Cancer Manag Res. 2020 Aug 19;12:7427-7437. doi: 10.2147/CMAR.S254139. eCollection 2020.
BACKGROUND: Somatic mutations are important biomarkers for selecting an optimal targeted therapy and predicting outcomes for non-small-cell lung cancer (NSCLC) patients that are often detected from tissue samples. However, tissue samples are not always readily available from these patients. The exploration of using circulating tumor DNA (ctDNA) to identify somatic mutations offers an alternative source that should be explored.
METHODS: In this retrospective study, we included 280 patients diagnosed with adenocarcinoma between 2017 and 2018 in a hospital in eastern China. Tissue or ctDNA was collected, and a wide spectrum of somatic mutations was analyzed by targeted next-generation sequencing platforms. Associations among the mutation status, biomarkers, screening methods, disease stages, and interaction with treatment with overall survival (OS) were investigated.
RESULTS: We found that the EGFR L858R mutation was the most frequently identified mutation in adenocarcinoma in this population by both methods, followed by KRAS (p=3.7e-09), PIK3CA (p=5e-04), and HER2 mutations (p=6.3e-03). We observed that EGFR mutations were significantly mutually exclusive with KRAS, HER2, and MET. FGFR1 mutations were significantly more abundantly detected in the ctDNA group. We found an interaction effect between EGFR mutation and target therapies. The ability of the targeted therapy to improve OS in patients with a single EGFR mutation (HR=0.069, p=0.07) approached significance, but this was not the case for the patients with more than one EGFR mutation or without an EGFR mutation (HR=0.813, p=0.725). Furthermore, the effect of chemotherapy was more predominant in the EGFR group in comparison to the control group.

— Required work —
What is the exact wording of the lung cancer mutation abstract, starting at "Cancer Manag Res." and ending at "should be explored."? Extract it.

— Given records —

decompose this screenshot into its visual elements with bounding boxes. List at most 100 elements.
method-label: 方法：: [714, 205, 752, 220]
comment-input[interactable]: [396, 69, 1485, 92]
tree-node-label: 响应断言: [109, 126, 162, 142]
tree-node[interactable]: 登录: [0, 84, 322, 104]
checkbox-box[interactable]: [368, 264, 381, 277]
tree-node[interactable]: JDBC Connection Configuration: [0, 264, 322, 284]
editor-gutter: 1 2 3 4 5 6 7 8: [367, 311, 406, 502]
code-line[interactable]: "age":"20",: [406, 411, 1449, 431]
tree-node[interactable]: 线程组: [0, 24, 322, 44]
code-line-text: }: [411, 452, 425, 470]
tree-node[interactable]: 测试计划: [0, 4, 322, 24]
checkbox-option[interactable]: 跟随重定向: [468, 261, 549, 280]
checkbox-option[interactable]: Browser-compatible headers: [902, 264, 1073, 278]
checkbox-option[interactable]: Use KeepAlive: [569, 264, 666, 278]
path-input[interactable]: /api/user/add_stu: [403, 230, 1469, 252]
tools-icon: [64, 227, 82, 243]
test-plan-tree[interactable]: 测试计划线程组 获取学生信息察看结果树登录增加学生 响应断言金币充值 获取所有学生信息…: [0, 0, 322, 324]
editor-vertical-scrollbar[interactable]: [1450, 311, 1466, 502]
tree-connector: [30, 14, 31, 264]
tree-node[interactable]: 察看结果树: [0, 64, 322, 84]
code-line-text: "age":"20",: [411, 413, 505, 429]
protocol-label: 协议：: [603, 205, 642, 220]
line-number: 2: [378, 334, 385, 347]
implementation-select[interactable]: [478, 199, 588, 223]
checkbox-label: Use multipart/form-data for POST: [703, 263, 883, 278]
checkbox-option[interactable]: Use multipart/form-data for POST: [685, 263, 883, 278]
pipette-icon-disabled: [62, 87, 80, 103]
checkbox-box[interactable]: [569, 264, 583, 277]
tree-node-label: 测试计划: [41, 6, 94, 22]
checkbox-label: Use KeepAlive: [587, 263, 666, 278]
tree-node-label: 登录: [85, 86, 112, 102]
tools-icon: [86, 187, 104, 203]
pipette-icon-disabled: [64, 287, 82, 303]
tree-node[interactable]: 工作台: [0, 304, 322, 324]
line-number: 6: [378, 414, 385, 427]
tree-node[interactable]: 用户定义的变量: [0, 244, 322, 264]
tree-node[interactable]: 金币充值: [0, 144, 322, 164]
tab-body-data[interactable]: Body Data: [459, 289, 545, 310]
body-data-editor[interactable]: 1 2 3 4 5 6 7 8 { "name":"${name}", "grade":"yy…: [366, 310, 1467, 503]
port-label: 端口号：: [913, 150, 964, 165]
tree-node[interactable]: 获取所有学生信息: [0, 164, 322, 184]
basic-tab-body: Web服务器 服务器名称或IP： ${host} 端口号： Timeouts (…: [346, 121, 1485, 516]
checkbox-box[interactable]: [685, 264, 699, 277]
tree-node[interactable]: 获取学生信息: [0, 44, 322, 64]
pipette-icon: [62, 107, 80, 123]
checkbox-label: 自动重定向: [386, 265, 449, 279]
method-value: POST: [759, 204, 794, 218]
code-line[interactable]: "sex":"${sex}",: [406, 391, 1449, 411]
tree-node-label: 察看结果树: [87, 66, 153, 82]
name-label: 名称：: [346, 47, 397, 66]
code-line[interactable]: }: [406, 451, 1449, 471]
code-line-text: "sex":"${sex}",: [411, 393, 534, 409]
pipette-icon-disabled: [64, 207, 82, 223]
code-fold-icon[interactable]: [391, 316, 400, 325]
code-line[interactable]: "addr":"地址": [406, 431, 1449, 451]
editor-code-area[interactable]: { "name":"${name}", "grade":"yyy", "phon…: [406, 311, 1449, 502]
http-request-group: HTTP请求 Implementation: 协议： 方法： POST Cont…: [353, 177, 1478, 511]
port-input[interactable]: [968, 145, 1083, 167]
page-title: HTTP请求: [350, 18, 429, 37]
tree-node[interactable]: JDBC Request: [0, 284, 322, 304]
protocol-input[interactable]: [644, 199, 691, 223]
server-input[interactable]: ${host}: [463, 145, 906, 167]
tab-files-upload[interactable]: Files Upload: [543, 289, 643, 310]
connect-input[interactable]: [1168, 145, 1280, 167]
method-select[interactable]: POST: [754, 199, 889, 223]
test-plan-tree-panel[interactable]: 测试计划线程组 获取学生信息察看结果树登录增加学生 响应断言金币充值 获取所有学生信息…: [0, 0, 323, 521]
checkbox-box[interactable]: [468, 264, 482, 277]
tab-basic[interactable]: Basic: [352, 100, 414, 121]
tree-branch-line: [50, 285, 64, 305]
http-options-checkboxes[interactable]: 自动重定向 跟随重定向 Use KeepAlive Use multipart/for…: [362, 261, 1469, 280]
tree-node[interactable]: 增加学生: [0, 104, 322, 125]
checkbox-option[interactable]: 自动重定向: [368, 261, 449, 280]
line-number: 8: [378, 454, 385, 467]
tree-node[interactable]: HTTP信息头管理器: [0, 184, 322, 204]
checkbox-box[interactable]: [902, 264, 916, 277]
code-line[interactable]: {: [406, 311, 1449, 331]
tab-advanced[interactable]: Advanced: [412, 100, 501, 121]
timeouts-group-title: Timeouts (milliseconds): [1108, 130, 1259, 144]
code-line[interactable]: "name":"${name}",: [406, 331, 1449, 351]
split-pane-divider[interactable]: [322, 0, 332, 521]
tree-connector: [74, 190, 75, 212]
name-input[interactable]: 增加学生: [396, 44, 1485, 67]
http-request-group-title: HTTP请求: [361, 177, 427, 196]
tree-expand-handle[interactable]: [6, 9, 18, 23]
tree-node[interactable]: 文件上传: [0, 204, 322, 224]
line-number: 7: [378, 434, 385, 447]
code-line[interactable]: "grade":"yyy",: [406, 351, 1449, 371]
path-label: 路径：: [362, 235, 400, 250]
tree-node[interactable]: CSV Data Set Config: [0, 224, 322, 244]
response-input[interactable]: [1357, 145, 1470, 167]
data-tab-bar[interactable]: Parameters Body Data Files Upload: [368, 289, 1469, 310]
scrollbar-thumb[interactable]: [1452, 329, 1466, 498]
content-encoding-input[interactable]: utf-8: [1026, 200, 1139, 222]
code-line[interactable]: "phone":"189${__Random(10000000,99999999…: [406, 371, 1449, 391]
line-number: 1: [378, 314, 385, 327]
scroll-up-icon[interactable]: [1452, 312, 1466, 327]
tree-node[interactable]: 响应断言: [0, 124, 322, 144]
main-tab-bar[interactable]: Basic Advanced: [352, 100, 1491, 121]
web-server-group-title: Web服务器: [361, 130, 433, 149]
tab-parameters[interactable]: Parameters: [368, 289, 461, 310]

— Worked solution —
Cancer Manag Res. 2020 Aug 19;12:7427-7437. doi: 10.2147/CMAR.S254139. eCollection 2020.
BACKGROUND: Somatic mutations are important biomarkers for selecting an optimal targeted therapy and predicting outcomes for non-small-cell lung cancer (NSCLC) patients that are often detected from tissue samples. However, tissue samples are not always readily available from these patients. The exploration of using circulating tumor DNA (ctDNA) to identify somatic mutations offers an alternative source that should be explored.